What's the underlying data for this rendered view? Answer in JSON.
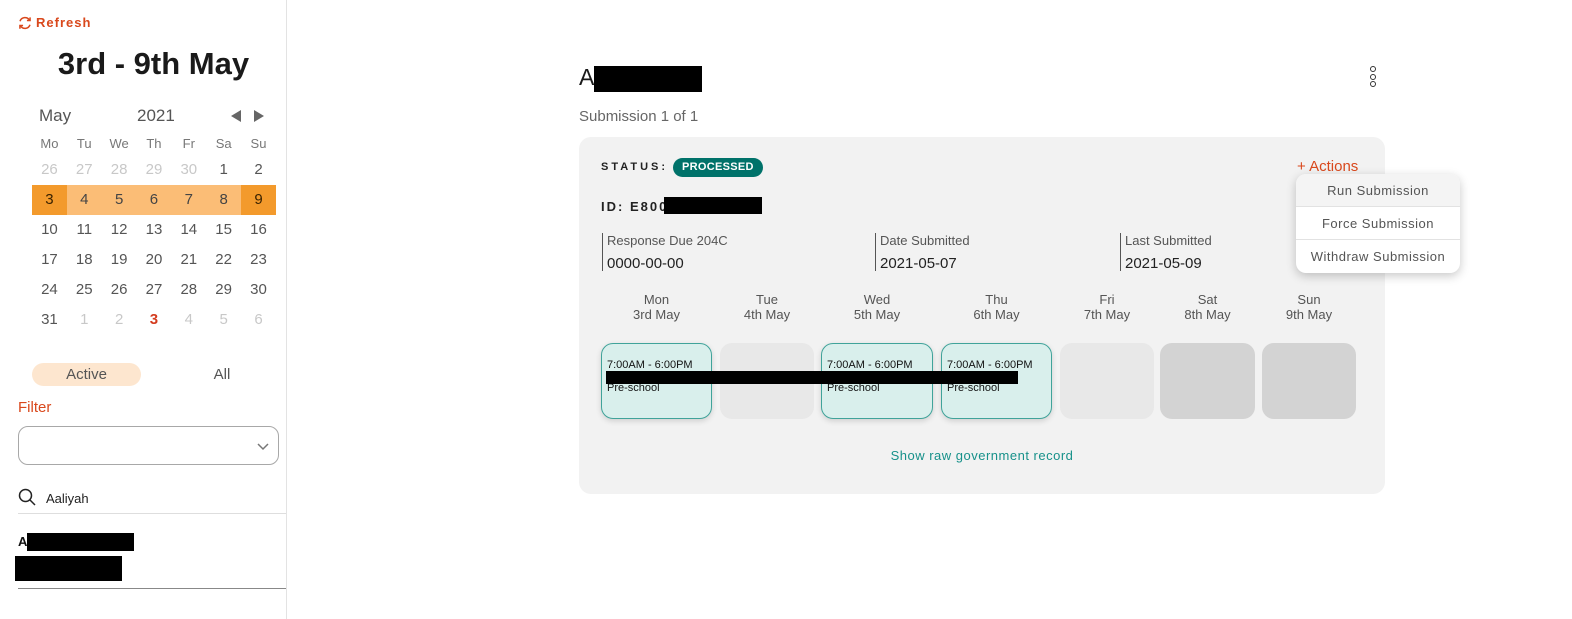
{
  "sidebar": {
    "refresh_label": "Refresh",
    "week_title": "3rd - 9th May",
    "calendar": {
      "month": "May",
      "year": "2021",
      "weekdays": [
        "Mo",
        "Tu",
        "We",
        "Th",
        "Fr",
        "Sa",
        "Su"
      ],
      "weeks": [
        [
          "26",
          "27",
          "28",
          "29",
          "30",
          "1",
          "2"
        ],
        [
          "3",
          "4",
          "5",
          "6",
          "7",
          "8",
          "9"
        ],
        [
          "10",
          "11",
          "12",
          "13",
          "14",
          "15",
          "16"
        ],
        [
          "17",
          "18",
          "19",
          "20",
          "21",
          "22",
          "23"
        ],
        [
          "24",
          "25",
          "26",
          "27",
          "28",
          "29",
          "30"
        ],
        [
          "31",
          "1",
          "2",
          "3",
          "4",
          "5",
          "6"
        ]
      ],
      "selected_week_color": "#fbbd76",
      "selected_week_edge_color": "#f39a2c",
      "today_color": "#d43c1f"
    },
    "toggle": {
      "active": "Active",
      "all": "All"
    },
    "filter_label": "Filter",
    "filter_value": "",
    "search_value": "Aaliyah",
    "list_item_initial": "A"
  },
  "main": {
    "name_initial": "A",
    "submission_count": "Submission 1 of 1",
    "status_label": "STATUS:",
    "status_value": "PROCESSED",
    "status_color": "#00726a",
    "actions_label": "+ Actions",
    "id_prefix": "ID: E800",
    "meta": [
      {
        "label": "Response Due 204C",
        "value": "0000-00-00"
      },
      {
        "label": "Date Submitted",
        "value": "2021-05-07"
      },
      {
        "label": "Last Submitted",
        "value": "2021-05-09"
      }
    ],
    "days": [
      {
        "day": "Mon",
        "date": "3rd May",
        "state": "shift",
        "time": "7:00AM - 6:00PM",
        "program": "Pre-school"
      },
      {
        "day": "Tue",
        "date": "4th May",
        "state": "empty-light",
        "time": "",
        "program": ""
      },
      {
        "day": "Wed",
        "date": "5th May",
        "state": "shift",
        "time": "7:00AM - 6:00PM",
        "program": "Pre-school"
      },
      {
        "day": "Thu",
        "date": "6th May",
        "state": "shift",
        "time": "7:00AM - 6:00PM",
        "program": "Pre-school"
      },
      {
        "day": "Fri",
        "date": "7th May",
        "state": "empty-light",
        "time": "",
        "program": ""
      },
      {
        "day": "Sat",
        "date": "8th May",
        "state": "empty-dark",
        "time": "",
        "program": ""
      },
      {
        "day": "Sun",
        "date": "9th May",
        "state": "empty-dark",
        "time": "",
        "program": ""
      }
    ],
    "raw_record_link": "Show raw government record",
    "accent_color": "#d9481c",
    "link_color": "#17918a"
  },
  "actions_menu": [
    "Run Submission",
    "Force Submission",
    "Withdraw Submission"
  ]
}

##########

Task –
Copy out each line exactly, without the pictures.

Expected answer –
What's the underlying data for this rendered view? Answer in JSON.
{
  "sidebar": {
    "refresh_label": "Refresh",
    "week_title": "3rd - 9th May",
    "calendar": {
      "month": "May",
      "year": "2021",
      "weekdays": [
        "Mo",
        "Tu",
        "We",
        "Th",
        "Fr",
        "Sa",
        "Su"
      ],
      "weeks": [
        [
          "26",
          "27",
          "28",
          "29",
          "30",
          "1",
          "2"
        ],
        [
          "3",
          "4",
          "5",
          "6",
          "7",
          "8",
          "9"
        ],
        [
          "10",
          "11",
          "12",
          "13",
          "14",
          "15",
          "16"
        ],
        [
          "17",
          "18",
          "19",
          "20",
          "21",
          "22",
          "23"
        ],
        [
          "24",
          "25",
          "26",
          "27",
          "28",
          "29",
          "30"
        ],
        [
          "31",
          "1",
          "2",
          "3",
          "4",
          "5",
          "6"
        ]
      ],
      "selected_week_color": "#fbbd76",
      "selected_week_edge_color": "#f39a2c",
      "today_color": "#d43c1f"
    },
    "toggle": {
      "active": "Active",
      "all": "All"
    },
    "filter_label": "Filter",
    "filter_value": "",
    "search_value": "Aaliyah",
    "list_item_initial": "A"
  },
  "main": {
    "name_initial": "A",
    "submission_count": "Submission 1 of 1",
    "status_label": "STATUS:",
    "status_value": "PROCESSED",
    "status_color": "#00726a",
    "actions_label": "+ Actions",
    "id_prefix": "ID: E800",
    "meta": [
      {
        "label": "Response Due 204C",
        "value": "0000-00-00"
      },
      {
        "label": "Date Submitted",
        "value": "2021-05-07"
      },
      {
        "label": "Last Submitted",
        "value": "2021-05-09"
      }
    ],
    "days": [
      {
        "day": "Mon",
        "date": "3rd May",
        "state": "shift",
        "time": "7:00AM - 6:00PM",
        "program": "Pre-school"
      },
      {
        "day": "Tue",
        "date": "4th May",
        "state": "empty-light",
        "time": "",
        "program": ""
      },
      {
        "day": "Wed",
        "date": "5th May",
        "state": "shift",
        "time": "7:00AM - 6:00PM",
        "program": "Pre-school"
      },
      {
        "day": "Thu",
        "date": "6th May",
        "state": "shift",
        "time": "7:00AM - 6:00PM",
        "program": "Pre-school"
      },
      {
        "day": "Fri",
        "date": "7th May",
        "state": "empty-light",
        "time": "",
        "program": ""
      },
      {
        "day": "Sat",
        "date": "8th May",
        "state": "empty-dark",
        "time": "",
        "program": ""
      },
      {
        "day": "Sun",
        "date": "9th May",
        "state": "empty-dark",
        "time": "",
        "program": ""
      }
    ],
    "raw_record_link": "Show raw government record",
    "accent_color": "#d9481c",
    "link_color": "#17918a"
  },
  "actions_menu": [
    "Run Submission",
    "Force Submission",
    "Withdraw Submission"
  ]
}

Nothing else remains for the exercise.